#### [Task inputs]
++++++++++++++++++++

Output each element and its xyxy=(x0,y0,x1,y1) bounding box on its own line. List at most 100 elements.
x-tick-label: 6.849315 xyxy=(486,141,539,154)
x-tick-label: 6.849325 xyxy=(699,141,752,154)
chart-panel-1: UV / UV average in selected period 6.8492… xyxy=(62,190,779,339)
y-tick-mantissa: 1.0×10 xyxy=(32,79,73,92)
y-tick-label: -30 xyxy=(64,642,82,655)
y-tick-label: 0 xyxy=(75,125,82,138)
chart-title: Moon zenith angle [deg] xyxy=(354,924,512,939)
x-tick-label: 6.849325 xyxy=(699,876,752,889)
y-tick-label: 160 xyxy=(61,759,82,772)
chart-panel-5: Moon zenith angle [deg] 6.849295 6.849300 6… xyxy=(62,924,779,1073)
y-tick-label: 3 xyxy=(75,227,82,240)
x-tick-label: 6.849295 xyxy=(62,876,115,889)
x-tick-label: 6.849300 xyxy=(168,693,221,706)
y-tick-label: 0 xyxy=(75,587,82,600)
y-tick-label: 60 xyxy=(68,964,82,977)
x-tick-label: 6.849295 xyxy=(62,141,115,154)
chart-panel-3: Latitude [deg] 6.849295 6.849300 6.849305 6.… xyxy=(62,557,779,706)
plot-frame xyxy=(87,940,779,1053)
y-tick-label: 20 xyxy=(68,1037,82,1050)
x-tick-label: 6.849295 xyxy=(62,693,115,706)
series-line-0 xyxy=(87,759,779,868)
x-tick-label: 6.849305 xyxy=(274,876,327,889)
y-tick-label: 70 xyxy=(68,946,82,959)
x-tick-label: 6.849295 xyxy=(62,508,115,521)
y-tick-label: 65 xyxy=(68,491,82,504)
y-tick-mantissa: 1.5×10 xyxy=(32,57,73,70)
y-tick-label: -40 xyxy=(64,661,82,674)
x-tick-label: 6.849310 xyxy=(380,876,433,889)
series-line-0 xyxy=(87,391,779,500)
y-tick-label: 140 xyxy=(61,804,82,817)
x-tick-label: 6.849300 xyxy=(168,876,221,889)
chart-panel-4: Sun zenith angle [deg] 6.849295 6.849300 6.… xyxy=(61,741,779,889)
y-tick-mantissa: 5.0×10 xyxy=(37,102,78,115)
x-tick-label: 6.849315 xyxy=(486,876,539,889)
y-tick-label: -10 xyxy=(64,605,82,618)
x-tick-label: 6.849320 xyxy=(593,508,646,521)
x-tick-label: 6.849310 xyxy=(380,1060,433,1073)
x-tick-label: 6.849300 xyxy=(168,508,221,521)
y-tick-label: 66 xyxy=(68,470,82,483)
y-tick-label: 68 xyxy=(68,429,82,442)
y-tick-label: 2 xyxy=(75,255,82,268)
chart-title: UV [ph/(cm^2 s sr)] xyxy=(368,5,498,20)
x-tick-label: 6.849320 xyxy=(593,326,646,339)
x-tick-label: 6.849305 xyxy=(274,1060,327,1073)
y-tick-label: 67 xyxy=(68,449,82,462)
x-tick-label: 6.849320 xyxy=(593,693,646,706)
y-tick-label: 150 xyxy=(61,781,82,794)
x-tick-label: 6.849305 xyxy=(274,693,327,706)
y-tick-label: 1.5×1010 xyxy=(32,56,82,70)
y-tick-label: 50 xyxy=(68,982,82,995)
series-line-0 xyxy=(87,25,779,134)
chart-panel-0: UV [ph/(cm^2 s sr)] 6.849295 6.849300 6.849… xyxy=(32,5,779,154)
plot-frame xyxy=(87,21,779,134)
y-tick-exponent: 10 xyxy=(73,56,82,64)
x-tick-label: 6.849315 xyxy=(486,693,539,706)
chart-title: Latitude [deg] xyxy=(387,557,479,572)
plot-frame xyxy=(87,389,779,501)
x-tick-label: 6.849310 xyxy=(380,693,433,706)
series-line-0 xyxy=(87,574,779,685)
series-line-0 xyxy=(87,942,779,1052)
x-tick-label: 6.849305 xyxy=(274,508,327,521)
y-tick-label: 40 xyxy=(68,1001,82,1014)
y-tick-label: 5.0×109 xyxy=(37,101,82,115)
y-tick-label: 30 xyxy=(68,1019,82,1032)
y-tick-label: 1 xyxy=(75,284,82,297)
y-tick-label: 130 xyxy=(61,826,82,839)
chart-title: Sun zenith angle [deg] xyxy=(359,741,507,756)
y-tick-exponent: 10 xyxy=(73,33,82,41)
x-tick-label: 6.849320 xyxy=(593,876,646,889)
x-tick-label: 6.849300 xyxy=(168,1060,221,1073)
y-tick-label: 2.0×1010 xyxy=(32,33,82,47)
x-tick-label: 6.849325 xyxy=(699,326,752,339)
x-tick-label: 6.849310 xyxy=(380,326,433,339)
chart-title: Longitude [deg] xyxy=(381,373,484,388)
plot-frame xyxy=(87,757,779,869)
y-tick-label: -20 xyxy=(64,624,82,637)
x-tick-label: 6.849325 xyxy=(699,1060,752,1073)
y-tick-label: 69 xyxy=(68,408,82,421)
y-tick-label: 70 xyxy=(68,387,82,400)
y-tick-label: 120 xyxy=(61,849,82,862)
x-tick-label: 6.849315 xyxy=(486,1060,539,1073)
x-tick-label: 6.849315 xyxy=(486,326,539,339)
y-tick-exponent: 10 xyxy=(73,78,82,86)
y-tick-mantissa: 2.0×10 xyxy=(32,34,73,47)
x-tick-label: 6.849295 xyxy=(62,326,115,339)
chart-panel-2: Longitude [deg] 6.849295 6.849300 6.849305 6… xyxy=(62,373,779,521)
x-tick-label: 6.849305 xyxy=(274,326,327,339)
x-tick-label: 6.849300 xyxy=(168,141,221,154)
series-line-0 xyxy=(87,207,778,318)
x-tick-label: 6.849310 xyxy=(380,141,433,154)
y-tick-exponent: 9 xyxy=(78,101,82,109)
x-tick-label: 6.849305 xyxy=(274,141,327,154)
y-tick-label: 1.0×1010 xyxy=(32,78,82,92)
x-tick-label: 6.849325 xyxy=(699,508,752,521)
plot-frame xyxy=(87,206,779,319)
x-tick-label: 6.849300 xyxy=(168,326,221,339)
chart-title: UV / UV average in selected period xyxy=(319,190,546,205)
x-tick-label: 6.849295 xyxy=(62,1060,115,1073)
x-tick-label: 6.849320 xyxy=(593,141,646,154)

++++++++++++++++++++

#### [Set exercise]
Copy every line of the entries above word for word, without changing any spacing, punctuation or numbers.

#### [Task output]
Output each element and its xyxy=(x0,y0,x1,y1) bounding box on its own line. List at most 100 elements.
x-tick-label: 6.849315 xyxy=(486,141,539,154)
x-tick-label: 6.849325 xyxy=(699,141,752,154)
chart-panel-1: UV / UV average in selected period 6.8492… xyxy=(62,190,779,339)
y-tick-mantissa: 1.0×10 xyxy=(32,79,73,92)
y-tick-label: -30 xyxy=(64,642,82,655)
y-tick-label: 0 xyxy=(75,125,82,138)
chart-title: Moon zenith angle [deg] xyxy=(354,924,512,939)
x-tick-label: 6.849325 xyxy=(699,876,752,889)
y-tick-label: 160 xyxy=(61,759,82,772)
chart-panel-5: Moon zenith angle [deg] 6.849295 6.849300 6… xyxy=(62,924,779,1073)
y-tick-label: 3 xyxy=(75,227,82,240)
x-tick-label: 6.849295 xyxy=(62,876,115,889)
x-tick-label: 6.849300 xyxy=(168,693,221,706)
y-tick-label: 0 xyxy=(75,587,82,600)
y-tick-label: 60 xyxy=(68,964,82,977)
x-tick-label: 6.849295 xyxy=(62,141,115,154)
chart-panel-3: Latitude [deg] 6.849295 6.849300 6.849305 6.… xyxy=(62,557,779,706)
plot-frame xyxy=(87,940,779,1053)
y-tick-label: 20 xyxy=(68,1037,82,1050)
x-tick-label: 6.849295 xyxy=(62,693,115,706)
series-line-0 xyxy=(87,759,779,868)
x-tick-label: 6.849305 xyxy=(274,876,327,889)
y-tick-label: 70 xyxy=(68,946,82,959)
x-tick-label: 6.849295 xyxy=(62,508,115,521)
y-tick-label: 65 xyxy=(68,491,82,504)
y-tick-mantissa: 1.5×10 xyxy=(32,57,73,70)
y-tick-label: -40 xyxy=(64,661,82,674)
x-tick-label: 6.849310 xyxy=(380,876,433,889)
series-line-0 xyxy=(87,391,779,500)
y-tick-label: 140 xyxy=(61,804,82,817)
x-tick-label: 6.849300 xyxy=(168,876,221,889)
chart-panel-4: Sun zenith angle [deg] 6.849295 6.849300 6.… xyxy=(61,741,779,889)
y-tick-mantissa: 5.0×10 xyxy=(37,102,78,115)
x-tick-label: 6.849315 xyxy=(486,876,539,889)
y-tick-label: -10 xyxy=(64,605,82,618)
x-tick-label: 6.849320 xyxy=(593,508,646,521)
x-tick-label: 6.849310 xyxy=(380,1060,433,1073)
x-tick-label: 6.849300 xyxy=(168,508,221,521)
y-tick-label: 66 xyxy=(68,470,82,483)
y-tick-label: 68 xyxy=(68,429,82,442)
y-tick-label: 2 xyxy=(75,255,82,268)
chart-title: UV [ph/(cm^2 s sr)] xyxy=(368,5,498,20)
x-tick-label: 6.849320 xyxy=(593,326,646,339)
x-tick-label: 6.849305 xyxy=(274,1060,327,1073)
y-tick-label: 67 xyxy=(68,449,82,462)
x-tick-label: 6.849320 xyxy=(593,693,646,706)
y-tick-label: 150 xyxy=(61,781,82,794)
x-tick-label: 6.849305 xyxy=(274,693,327,706)
y-tick-label: 1.5×1010 xyxy=(32,56,82,70)
y-tick-label: 50 xyxy=(68,982,82,995)
series-line-0 xyxy=(87,25,779,134)
chart-panel-0: UV [ph/(cm^2 s sr)] 6.849295 6.849300 6.849… xyxy=(32,5,779,154)
plot-frame xyxy=(87,21,779,134)
y-tick-exponent: 10 xyxy=(73,56,82,64)
x-tick-label: 6.849315 xyxy=(486,693,539,706)
chart-title: Latitude [deg] xyxy=(387,557,479,572)
plot-frame xyxy=(87,389,779,501)
x-tick-label: 6.849310 xyxy=(380,693,433,706)
series-line-0 xyxy=(87,574,779,685)
series-line-0 xyxy=(87,942,779,1052)
x-tick-label: 6.849305 xyxy=(274,508,327,521)
y-tick-label: 40 xyxy=(68,1001,82,1014)
y-tick-label: 5.0×109 xyxy=(37,101,82,115)
y-tick-label: 30 xyxy=(68,1019,82,1032)
y-tick-label: 1 xyxy=(75,284,82,297)
y-tick-label: 130 xyxy=(61,826,82,839)
chart-title: Sun zenith angle [deg] xyxy=(359,741,507,756)
y-tick-exponent: 10 xyxy=(73,33,82,41)
x-tick-label: 6.849320 xyxy=(593,876,646,889)
x-tick-label: 6.849300 xyxy=(168,1060,221,1073)
y-tick-label: 2.0×1010 xyxy=(32,33,82,47)
x-tick-label: 6.849325 xyxy=(699,326,752,339)
x-tick-label: 6.849310 xyxy=(380,326,433,339)
chart-title: Longitude [deg] xyxy=(381,373,484,388)
plot-frame xyxy=(87,757,779,869)
y-tick-label: -20 xyxy=(64,624,82,637)
x-tick-label: 6.849325 xyxy=(699,1060,752,1073)
y-tick-label: 69 xyxy=(68,408,82,421)
y-tick-label: 70 xyxy=(68,387,82,400)
y-tick-label: 120 xyxy=(61,849,82,862)
x-tick-label: 6.849315 xyxy=(486,1060,539,1073)
x-tick-label: 6.849315 xyxy=(486,326,539,339)
y-tick-exponent: 10 xyxy=(73,78,82,86)
y-tick-mantissa: 2.0×10 xyxy=(32,34,73,47)
x-tick-label: 6.849295 xyxy=(62,326,115,339)
chart-panel-2: Longitude [deg] 6.849295 6.849300 6.849305 6… xyxy=(62,373,779,521)
x-tick-label: 6.849305 xyxy=(274,326,327,339)
x-tick-label: 6.849300 xyxy=(168,141,221,154)
series-line-0 xyxy=(87,207,778,318)
x-tick-label: 6.849310 xyxy=(380,141,433,154)
y-tick-exponent: 9 xyxy=(78,101,82,109)
x-tick-label: 6.849305 xyxy=(274,141,327,154)
y-tick-label: 1.0×1010 xyxy=(32,78,82,92)
x-tick-label: 6.849325 xyxy=(699,508,752,521)
plot-frame xyxy=(87,206,779,319)
x-tick-label: 6.849300 xyxy=(168,326,221,339)
chart-title: UV / UV average in selected period xyxy=(319,190,546,205)
x-tick-label: 6.849295 xyxy=(62,1060,115,1073)
x-tick-label: 6.849320 xyxy=(593,141,646,154)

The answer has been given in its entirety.